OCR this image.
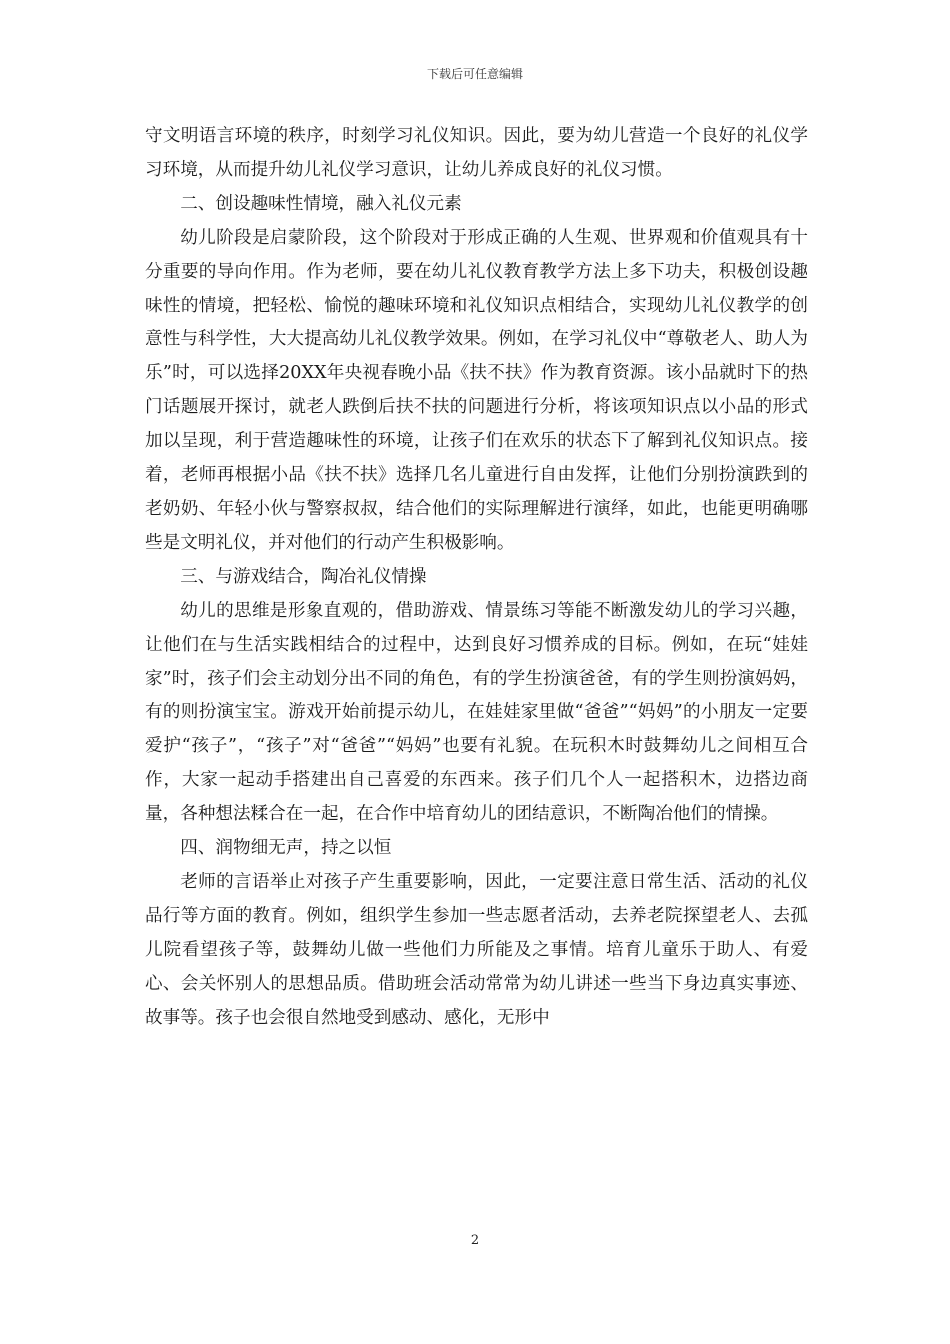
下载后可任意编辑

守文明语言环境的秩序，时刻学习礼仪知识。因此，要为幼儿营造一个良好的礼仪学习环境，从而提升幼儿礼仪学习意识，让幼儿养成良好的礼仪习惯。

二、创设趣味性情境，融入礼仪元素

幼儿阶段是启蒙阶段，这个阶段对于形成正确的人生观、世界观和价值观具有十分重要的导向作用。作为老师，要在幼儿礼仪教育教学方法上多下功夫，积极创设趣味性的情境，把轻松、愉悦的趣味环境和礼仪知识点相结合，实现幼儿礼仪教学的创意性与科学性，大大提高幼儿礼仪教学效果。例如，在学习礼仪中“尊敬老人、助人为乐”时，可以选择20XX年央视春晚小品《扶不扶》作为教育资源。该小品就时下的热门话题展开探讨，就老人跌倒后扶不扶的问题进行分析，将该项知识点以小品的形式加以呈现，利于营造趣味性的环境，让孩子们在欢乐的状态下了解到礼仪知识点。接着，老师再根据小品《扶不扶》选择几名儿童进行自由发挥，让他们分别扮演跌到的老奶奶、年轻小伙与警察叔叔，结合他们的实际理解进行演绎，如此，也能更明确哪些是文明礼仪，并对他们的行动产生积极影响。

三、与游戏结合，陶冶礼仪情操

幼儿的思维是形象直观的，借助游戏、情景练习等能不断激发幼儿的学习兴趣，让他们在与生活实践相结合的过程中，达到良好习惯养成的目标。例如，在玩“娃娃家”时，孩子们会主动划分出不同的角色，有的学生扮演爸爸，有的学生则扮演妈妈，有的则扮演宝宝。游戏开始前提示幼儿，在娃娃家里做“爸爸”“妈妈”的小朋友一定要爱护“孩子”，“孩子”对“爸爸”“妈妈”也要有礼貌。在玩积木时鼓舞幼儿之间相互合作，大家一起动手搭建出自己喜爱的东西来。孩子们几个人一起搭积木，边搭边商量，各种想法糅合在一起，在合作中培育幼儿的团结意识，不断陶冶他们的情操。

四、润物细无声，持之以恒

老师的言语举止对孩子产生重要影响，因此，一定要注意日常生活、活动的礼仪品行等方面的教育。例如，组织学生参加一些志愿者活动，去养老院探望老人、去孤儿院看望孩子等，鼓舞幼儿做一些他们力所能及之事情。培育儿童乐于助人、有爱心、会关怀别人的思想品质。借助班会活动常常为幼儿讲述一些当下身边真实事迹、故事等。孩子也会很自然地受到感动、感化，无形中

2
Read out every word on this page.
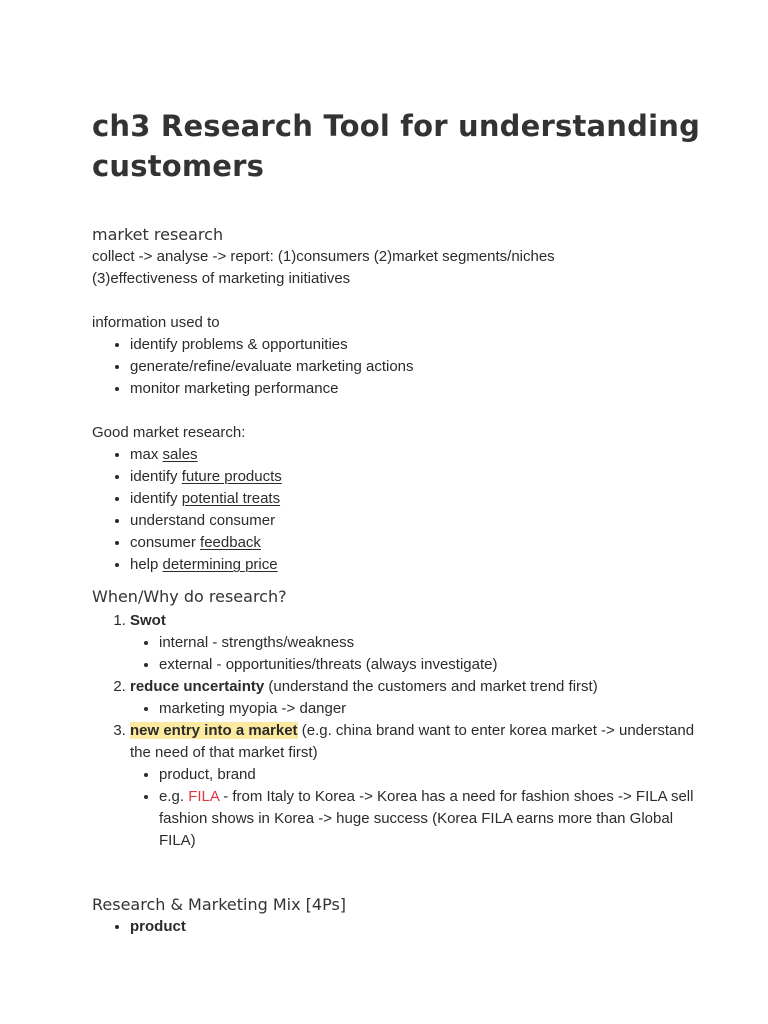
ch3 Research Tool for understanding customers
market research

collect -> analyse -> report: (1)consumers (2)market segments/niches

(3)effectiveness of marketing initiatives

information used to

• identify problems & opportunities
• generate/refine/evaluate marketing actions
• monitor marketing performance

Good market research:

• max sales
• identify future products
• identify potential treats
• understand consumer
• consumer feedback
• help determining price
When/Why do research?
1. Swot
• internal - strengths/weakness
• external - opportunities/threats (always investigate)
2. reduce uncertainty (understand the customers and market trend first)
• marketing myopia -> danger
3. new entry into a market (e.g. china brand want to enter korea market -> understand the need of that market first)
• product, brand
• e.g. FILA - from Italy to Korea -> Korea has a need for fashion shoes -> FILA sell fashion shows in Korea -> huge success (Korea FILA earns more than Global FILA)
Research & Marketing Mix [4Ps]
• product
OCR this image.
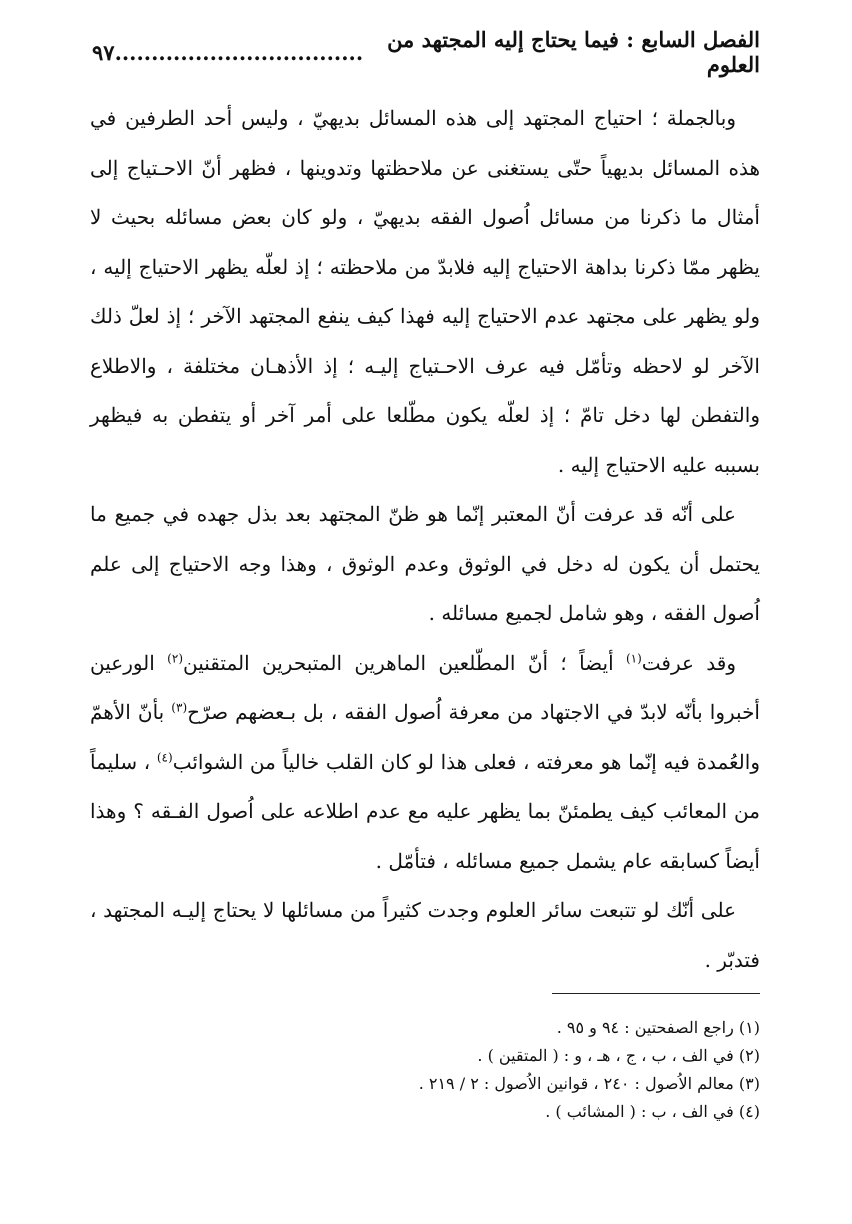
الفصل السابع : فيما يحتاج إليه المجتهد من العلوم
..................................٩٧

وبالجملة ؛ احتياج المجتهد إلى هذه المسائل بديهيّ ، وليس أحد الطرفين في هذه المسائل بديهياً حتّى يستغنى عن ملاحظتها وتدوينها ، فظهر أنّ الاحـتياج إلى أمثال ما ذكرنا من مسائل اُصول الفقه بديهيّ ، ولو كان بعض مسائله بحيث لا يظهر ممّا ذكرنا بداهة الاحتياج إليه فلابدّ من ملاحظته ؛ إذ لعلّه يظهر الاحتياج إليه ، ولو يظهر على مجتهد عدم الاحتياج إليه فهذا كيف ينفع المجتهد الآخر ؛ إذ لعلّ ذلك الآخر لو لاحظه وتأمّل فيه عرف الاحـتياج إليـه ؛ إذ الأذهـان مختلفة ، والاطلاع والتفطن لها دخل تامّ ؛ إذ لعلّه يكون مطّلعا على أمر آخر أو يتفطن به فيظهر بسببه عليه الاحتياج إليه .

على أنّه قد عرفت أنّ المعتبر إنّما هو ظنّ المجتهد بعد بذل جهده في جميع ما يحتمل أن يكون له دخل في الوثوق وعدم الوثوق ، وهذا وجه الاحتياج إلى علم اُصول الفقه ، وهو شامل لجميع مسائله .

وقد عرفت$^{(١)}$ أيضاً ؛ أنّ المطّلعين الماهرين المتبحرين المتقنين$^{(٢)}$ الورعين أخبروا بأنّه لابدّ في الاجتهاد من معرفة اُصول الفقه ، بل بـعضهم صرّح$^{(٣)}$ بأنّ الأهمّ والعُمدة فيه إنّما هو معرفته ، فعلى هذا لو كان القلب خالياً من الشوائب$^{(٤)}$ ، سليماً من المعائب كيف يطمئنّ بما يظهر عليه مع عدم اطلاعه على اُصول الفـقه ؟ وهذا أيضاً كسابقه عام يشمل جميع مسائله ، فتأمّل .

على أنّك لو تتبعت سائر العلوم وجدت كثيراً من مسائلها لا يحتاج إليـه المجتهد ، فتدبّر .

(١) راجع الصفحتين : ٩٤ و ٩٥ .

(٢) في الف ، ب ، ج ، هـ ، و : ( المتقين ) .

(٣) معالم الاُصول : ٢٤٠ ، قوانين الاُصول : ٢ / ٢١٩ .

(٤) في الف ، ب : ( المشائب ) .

**What to produce:** Omit every picture, then repeat the remaining data exactly as it appears above.

**Response to the exercise:**
OCR this image.
下载后可任意编辑

守文明语言环境的秩序，时刻学习礼仪知识。因此，要为幼儿营造一个良好的礼仪学习环境，从而提升幼儿礼仪学习意识，让幼儿养成良好的礼仪习惯。

二、创设趣味性情境，融入礼仪元素

幼儿阶段是启蒙阶段，这个阶段对于形成正确的人生观、世界观和价值观具有十分重要的导向作用。作为老师，要在幼儿礼仪教育教学方法上多下功夫，积极创设趣味性的情境，把轻松、愉悦的趣味环境和礼仪知识点相结合，实现幼儿礼仪教学的创意性与科学性，大大提高幼儿礼仪教学效果。例如，在学习礼仪中“尊敬老人、助人为乐”时，可以选择20XX年央视春晚小品《扶不扶》作为教育资源。该小品就时下的热门话题展开探讨，就老人跌倒后扶不扶的问题进行分析，将该项知识点以小品的形式加以呈现，利于营造趣味性的环境，让孩子们在欢乐的状态下了解到礼仪知识点。接着，老师再根据小品《扶不扶》选择几名儿童进行自由发挥，让他们分别扮演跌到的老奶奶、年轻小伙与警察叔叔，结合他们的实际理解进行演绎，如此，也能更明确哪些是文明礼仪，并对他们的行动产生积极影响。

三、与游戏结合，陶冶礼仪情操

幼儿的思维是形象直观的，借助游戏、情景练习等能不断激发幼儿的学习兴趣，让他们在与生活实践相结合的过程中，达到良好习惯养成的目标。例如，在玩“娃娃家”时，孩子们会主动划分出不同的角色，有的学生扮演爸爸，有的学生则扮演妈妈，有的则扮演宝宝。游戏开始前提示幼儿，在娃娃家里做“爸爸”“妈妈”的小朋友一定要爱护“孩子”，“孩子”对“爸爸”“妈妈”也要有礼貌。在玩积木时鼓舞幼儿之间相互合作，大家一起动手搭建出自己喜爱的东西来。孩子们几个人一起搭积木，边搭边商量，各种想法糅合在一起，在合作中培育幼儿的团结意识，不断陶冶他们的情操。

四、润物细无声，持之以恒

老师的言语举止对孩子产生重要影响，因此，一定要注意日常生活、活动的礼仪品行等方面的教育。例如，组织学生参加一些志愿者活动，去养老院探望老人、去孤儿院看望孩子等，鼓舞幼儿做一些他们力所能及之事情。培育儿童乐于助人、有爱心、会关怀别人的思想品质。借助班会活动常常为幼儿讲述一些当下身边真实事迹、故事等。孩子也会很自然地受到感动、感化，无形中

2
Read out every word on this page.
ch3 Research Tool for understanding customers
market research

collect -> analyse -> report: (1)consumers (2)market segments/niches

(3)effectiveness of marketing initiatives

information used to

• identify problems & opportunities
• generate/refine/evaluate marketing actions
• monitor marketing performance

Good market research:

• max sales
• identify future products
• identify potential treats
• understand consumer
• consumer feedback
• help determining price
When/Why do research?
1. Swot
• internal - strengths/weakness
• external - opportunities/threats (always investigate)
2. reduce uncertainty (understand the customers and market trend first)
• marketing myopia -> danger
3. new entry into a market (e.g. china brand want to enter korea market -> understand the need of that market first)
• product, brand
• e.g. FILA - from Italy to Korea -> Korea has a need for fashion shoes -> FILA sell fashion shows in Korea -> huge success (Korea FILA earns more than Global FILA)
Research & Marketing Mix [4Ps]
• product
OCR this image.
الفصل السابع : فيما يحتاج إليه المجتهد من العلوم
..................................٩٧

وبالجملة ؛ احتياج المجتهد إلى هذه المسائل بديهيّ ، وليس أحد الطرفين في هذه المسائل بديهياً حتّى يستغنى عن ملاحظتها وتدوينها ، فظهر أنّ الاحـتياج إلى أمثال ما ذكرنا من مسائل اُصول الفقه بديهيّ ، ولو كان بعض مسائله بحيث لا يظهر ممّا ذكرنا بداهة الاحتياج إليه فلابدّ من ملاحظته ؛ إذ لعلّه يظهر الاحتياج إليه ، ولو يظهر على مجتهد عدم الاحتياج إليه فهذا كيف ينفع المجتهد الآخر ؛ إذ لعلّ ذلك الآخر لو لاحظه وتأمّل فيه عرف الاحـتياج إليـه ؛ إذ الأذهـان مختلفة ، والاطلاع والتفطن لها دخل تامّ ؛ إذ لعلّه يكون مطّلعا على أمر آخر أو يتفطن به فيظهر بسببه عليه الاحتياج إليه .

على أنّه قد عرفت أنّ المعتبر إنّما هو ظنّ المجتهد بعد بذل جهده في جميع ما يحتمل أن يكون له دخل في الوثوق وعدم الوثوق ، وهذا وجه الاحتياج إلى علم اُصول الفقه ، وهو شامل لجميع مسائله .

وقد عرفت$^{(١)}$ أيضاً ؛ أنّ المطّلعين الماهرين المتبحرين المتقنين$^{(٢)}$ الورعين أخبروا بأنّه لابدّ في الاجتهاد من معرفة اُصول الفقه ، بل بـعضهم صرّح$^{(٣)}$ بأنّ الأهمّ والعُمدة فيه إنّما هو معرفته ، فعلى هذا لو كان القلب خالياً من الشوائب$^{(٤)}$ ، سليماً من المعائب كيف يطمئنّ بما يظهر عليه مع عدم اطلاعه على اُصول الفـقه ؟ وهذا أيضاً كسابقه عام يشمل جميع مسائله ، فتأمّل .

على أنّك لو تتبعت سائر العلوم وجدت كثيراً من مسائلها لا يحتاج إليـه المجتهد ، فتدبّر .

(١) راجع الصفحتين : ٩٤ و ٩٥ .

(٢) في الف ، ب ، ج ، هـ ، و : ( المتقين ) .

(٣) معالم الاُصول : ٢٤٠ ، قوانين الاُصول : ٢ / ٢١٩ .

(٤) في الف ، ب : ( المشائب ) .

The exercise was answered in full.